Task to complete -> Search the listing for the string "лесов" and copy every line that contains it.

Items ->
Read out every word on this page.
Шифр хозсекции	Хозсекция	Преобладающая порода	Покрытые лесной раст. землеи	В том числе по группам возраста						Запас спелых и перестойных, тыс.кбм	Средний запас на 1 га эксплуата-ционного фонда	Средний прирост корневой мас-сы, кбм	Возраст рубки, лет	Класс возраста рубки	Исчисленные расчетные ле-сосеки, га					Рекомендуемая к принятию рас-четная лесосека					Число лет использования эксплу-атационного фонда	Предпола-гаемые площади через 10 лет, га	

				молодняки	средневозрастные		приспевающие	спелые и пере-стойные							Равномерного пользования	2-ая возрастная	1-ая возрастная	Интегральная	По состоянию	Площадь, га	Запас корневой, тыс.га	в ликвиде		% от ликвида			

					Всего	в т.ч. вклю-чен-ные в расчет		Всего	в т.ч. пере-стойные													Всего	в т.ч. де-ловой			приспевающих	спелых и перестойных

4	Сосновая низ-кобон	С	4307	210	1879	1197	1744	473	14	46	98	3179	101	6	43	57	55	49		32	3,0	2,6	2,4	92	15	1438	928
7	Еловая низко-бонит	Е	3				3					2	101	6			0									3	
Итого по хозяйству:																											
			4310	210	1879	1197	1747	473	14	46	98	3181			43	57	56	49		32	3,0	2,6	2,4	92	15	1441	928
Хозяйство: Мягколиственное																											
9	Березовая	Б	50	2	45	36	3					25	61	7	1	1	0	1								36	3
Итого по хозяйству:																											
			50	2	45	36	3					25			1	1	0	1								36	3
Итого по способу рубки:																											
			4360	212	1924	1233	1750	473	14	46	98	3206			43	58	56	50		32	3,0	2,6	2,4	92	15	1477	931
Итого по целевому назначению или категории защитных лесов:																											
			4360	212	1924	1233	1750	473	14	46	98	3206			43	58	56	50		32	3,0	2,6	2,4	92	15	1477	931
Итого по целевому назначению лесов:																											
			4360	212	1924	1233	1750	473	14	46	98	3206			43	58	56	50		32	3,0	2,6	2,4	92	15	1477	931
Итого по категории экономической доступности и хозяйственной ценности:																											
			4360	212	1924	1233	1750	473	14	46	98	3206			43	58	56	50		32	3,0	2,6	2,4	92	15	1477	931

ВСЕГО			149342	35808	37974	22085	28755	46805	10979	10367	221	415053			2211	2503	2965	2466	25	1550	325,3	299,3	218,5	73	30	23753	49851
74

Expected output ->
Итого по целевому назначению или категории защитных лесов:																											
Итого по целевому назначению лесов:																											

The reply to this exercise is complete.